Data records
......
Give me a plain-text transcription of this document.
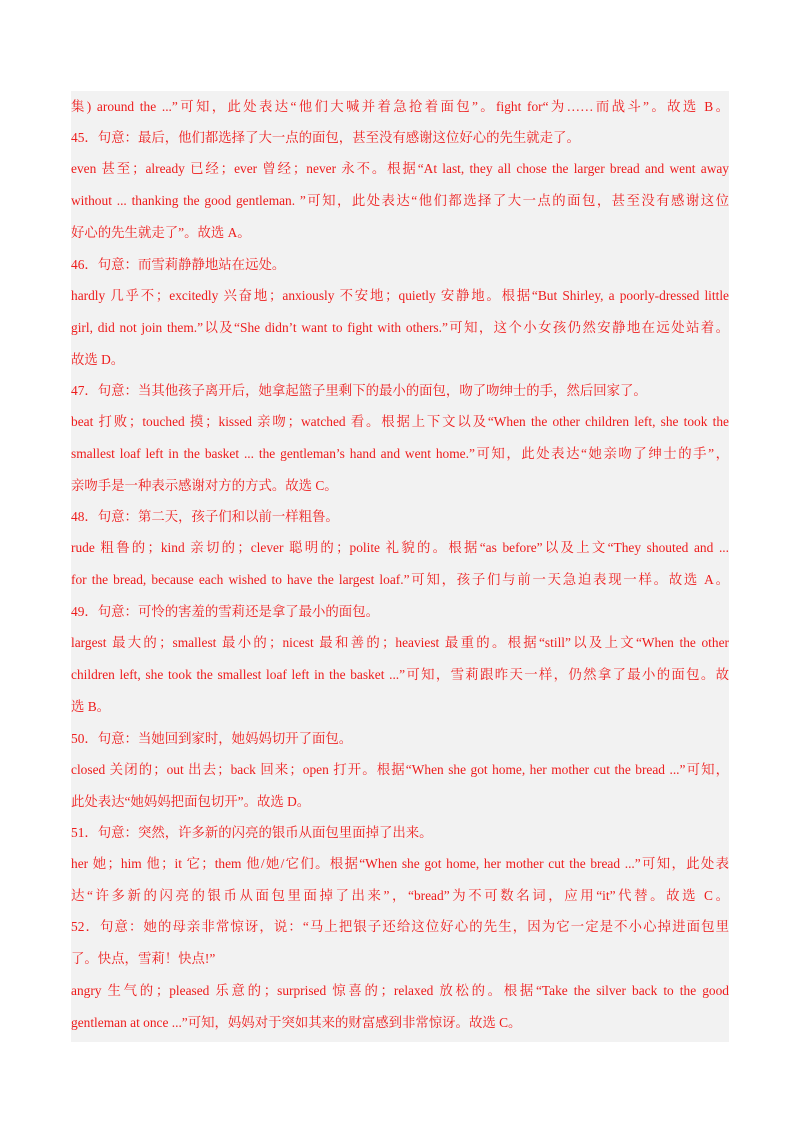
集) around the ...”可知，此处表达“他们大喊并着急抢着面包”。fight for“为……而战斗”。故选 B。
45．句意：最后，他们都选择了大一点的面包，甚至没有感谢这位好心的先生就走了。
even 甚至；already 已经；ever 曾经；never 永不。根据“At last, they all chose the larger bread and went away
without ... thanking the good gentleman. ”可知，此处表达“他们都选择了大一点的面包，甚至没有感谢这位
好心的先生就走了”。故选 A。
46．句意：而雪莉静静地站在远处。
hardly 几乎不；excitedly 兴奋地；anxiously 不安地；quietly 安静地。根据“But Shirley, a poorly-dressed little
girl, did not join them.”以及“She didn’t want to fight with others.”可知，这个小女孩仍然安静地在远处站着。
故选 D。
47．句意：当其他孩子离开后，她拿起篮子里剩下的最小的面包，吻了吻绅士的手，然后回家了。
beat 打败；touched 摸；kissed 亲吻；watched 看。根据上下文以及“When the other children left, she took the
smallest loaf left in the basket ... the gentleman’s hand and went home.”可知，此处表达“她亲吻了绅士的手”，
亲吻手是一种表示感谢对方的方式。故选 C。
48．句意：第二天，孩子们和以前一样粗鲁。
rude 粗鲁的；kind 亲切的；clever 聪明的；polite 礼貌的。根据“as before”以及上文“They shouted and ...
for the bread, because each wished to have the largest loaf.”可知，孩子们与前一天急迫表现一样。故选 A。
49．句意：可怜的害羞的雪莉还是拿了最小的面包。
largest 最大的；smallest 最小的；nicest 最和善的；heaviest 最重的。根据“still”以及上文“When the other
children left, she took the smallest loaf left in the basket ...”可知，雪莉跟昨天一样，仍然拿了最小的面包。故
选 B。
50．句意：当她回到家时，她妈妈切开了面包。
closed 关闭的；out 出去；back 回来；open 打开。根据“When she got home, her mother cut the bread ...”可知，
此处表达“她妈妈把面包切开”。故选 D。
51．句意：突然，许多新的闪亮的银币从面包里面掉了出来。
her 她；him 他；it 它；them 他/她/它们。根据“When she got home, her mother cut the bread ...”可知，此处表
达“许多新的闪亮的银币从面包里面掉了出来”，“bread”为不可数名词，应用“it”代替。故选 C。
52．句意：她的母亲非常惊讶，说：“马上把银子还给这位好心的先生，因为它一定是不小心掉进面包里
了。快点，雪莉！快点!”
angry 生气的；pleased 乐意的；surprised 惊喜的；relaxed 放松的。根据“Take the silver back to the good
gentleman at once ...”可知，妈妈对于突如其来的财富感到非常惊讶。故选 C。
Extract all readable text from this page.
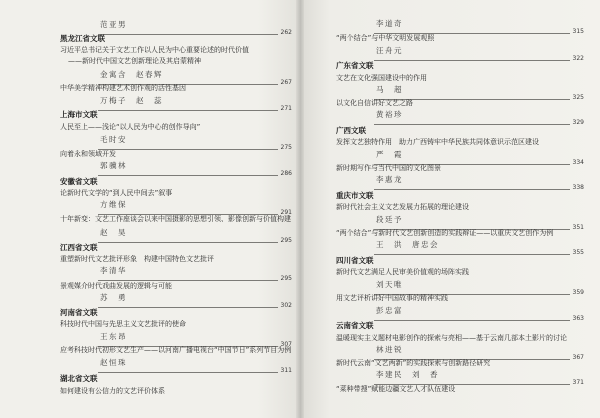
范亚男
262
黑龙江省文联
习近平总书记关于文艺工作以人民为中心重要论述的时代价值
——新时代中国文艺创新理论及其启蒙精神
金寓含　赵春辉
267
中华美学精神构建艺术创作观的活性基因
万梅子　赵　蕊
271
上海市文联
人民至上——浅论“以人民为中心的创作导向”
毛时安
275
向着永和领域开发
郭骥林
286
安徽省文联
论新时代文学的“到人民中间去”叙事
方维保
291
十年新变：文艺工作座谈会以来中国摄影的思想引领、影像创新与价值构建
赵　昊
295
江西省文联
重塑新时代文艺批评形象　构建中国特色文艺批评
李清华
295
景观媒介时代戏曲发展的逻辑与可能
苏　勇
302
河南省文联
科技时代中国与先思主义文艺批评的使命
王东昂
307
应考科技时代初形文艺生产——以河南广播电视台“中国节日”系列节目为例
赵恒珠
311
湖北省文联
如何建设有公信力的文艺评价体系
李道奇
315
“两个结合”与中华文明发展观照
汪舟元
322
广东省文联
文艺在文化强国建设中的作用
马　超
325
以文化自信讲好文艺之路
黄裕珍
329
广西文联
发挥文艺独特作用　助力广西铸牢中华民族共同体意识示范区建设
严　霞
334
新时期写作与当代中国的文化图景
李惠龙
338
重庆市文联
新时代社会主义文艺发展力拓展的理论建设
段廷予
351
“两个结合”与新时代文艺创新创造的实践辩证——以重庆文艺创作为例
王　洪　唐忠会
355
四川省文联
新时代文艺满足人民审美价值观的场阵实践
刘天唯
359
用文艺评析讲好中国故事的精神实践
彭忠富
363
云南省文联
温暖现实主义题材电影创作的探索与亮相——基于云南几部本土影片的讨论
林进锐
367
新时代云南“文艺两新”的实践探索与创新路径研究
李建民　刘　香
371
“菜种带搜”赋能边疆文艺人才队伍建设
......
■ **TASK DIRECTIONS**
Copy each line exactly, and leave the pictures out of your copy.

■ **ANSWER FOR THE TASK**
Give me a plain-text transcription of this document.
集) around the ...”可知，此处表达“他们大喊并着急抢着面包”。fight for“为……而战斗”。故选 B。
45．句意：最后，他们都选择了大一点的面包，甚至没有感谢这位好心的先生就走了。
even 甚至；already 已经；ever 曾经；never 永不。根据“At last, they all chose the larger bread and went away
without ... thanking the good gentleman. ”可知，此处表达“他们都选择了大一点的面包，甚至没有感谢这位
好心的先生就走了”。故选 A。
46．句意：而雪莉静静地站在远处。
hardly 几乎不；excitedly 兴奋地；anxiously 不安地；quietly 安静地。根据“But Shirley, a poorly-dressed little
girl, did not join them.”以及“She didn’t want to fight with others.”可知，这个小女孩仍然安静地在远处站着。
故选 D。
47．句意：当其他孩子离开后，她拿起篮子里剩下的最小的面包，吻了吻绅士的手，然后回家了。
beat 打败；touched 摸；kissed 亲吻；watched 看。根据上下文以及“When the other children left, she took the
smallest loaf left in the basket ... the gentleman’s hand and went home.”可知，此处表达“她亲吻了绅士的手”，
亲吻手是一种表示感谢对方的方式。故选 C。
48．句意：第二天，孩子们和以前一样粗鲁。
rude 粗鲁的；kind 亲切的；clever 聪明的；polite 礼貌的。根据“as before”以及上文“They shouted and ...
for the bread, because each wished to have the largest loaf.”可知，孩子们与前一天急迫表现一样。故选 A。
49．句意：可怜的害羞的雪莉还是拿了最小的面包。
largest 最大的；smallest 最小的；nicest 最和善的；heaviest 最重的。根据“still”以及上文“When the other
children left, she took the smallest loaf left in the basket ...”可知，雪莉跟昨天一样，仍然拿了最小的面包。故
选 B。
50．句意：当她回到家时，她妈妈切开了面包。
closed 关闭的；out 出去；back 回来；open 打开。根据“When she got home, her mother cut the bread ...”可知，
此处表达“她妈妈把面包切开”。故选 D。
51．句意：突然，许多新的闪亮的银币从面包里面掉了出来。
her 她；him 他；it 它；them 他/她/它们。根据“When she got home, her mother cut the bread ...”可知，此处表
达“许多新的闪亮的银币从面包里面掉了出来”，“bread”为不可数名词，应用“it”代替。故选 C。
52．句意：她的母亲非常惊讶，说：“马上把银子还给这位好心的先生，因为它一定是不小心掉进面包里
了。快点，雪莉！快点!”
angry 生气的；pleased 乐意的；surprised 惊喜的；relaxed 放松的。根据“Take the silver back to the good
gentleman at once ...”可知，妈妈对于突如其来的财富感到非常惊讶。故选 C。
Extract all readable text from this page.
范亚男
262
黑龙江省文联
习近平总书记关于文艺工作以人民为中心重要论述的时代价值
——新时代中国文艺创新理论及其启蒙精神
金寓含　赵春辉
267
中华美学精神构建艺术创作观的活性基因
万梅子　赵　蕊
271
上海市文联
人民至上——浅论“以人民为中心的创作导向”
毛时安
275
向着永和领域开发
郭骥林
286
安徽省文联
论新时代文学的“到人民中间去”叙事
方维保
291
十年新变：文艺工作座谈会以来中国摄影的思想引领、影像创新与价值构建
赵　昊
295
江西省文联
重塑新时代文艺批评形象　构建中国特色文艺批评
李清华
295
景观媒介时代戏曲发展的逻辑与可能
苏　勇
302
河南省文联
科技时代中国与先思主义文艺批评的使命
王东昂
307
应考科技时代初形文艺生产——以河南广播电视台“中国节日”系列节目为例
赵恒珠
311
湖北省文联
如何建设有公信力的文艺评价体系
李道奇
315
“两个结合”与中华文明发展观照
汪舟元
322
广东省文联
文艺在文化强国建设中的作用
马　超
325
以文化自信讲好文艺之路
黄裕珍
329
广西文联
发挥文艺独特作用　助力广西铸牢中华民族共同体意识示范区建设
严　霞
334
新时期写作与当代中国的文化图景
李惠龙
338
重庆市文联
新时代社会主义文艺发展力拓展的理论建设
段廷予
351
“两个结合”与新时代文艺创新创造的实践辩证——以重庆文艺创作为例
王　洪　唐忠会
355
四川省文联
新时代文艺满足人民审美价值观的场阵实践
刘天唯
359
用文艺评析讲好中国故事的精神实践
彭忠富
363
云南省文联
温暖现实主义题材电影创作的探索与亮相——基于云南几部本土影片的讨论
林进锐
367
新时代云南“文艺两新”的实践探索与创新路径研究
李建民　刘　香
371
“菜种带搜”赋能边疆文艺人才队伍建设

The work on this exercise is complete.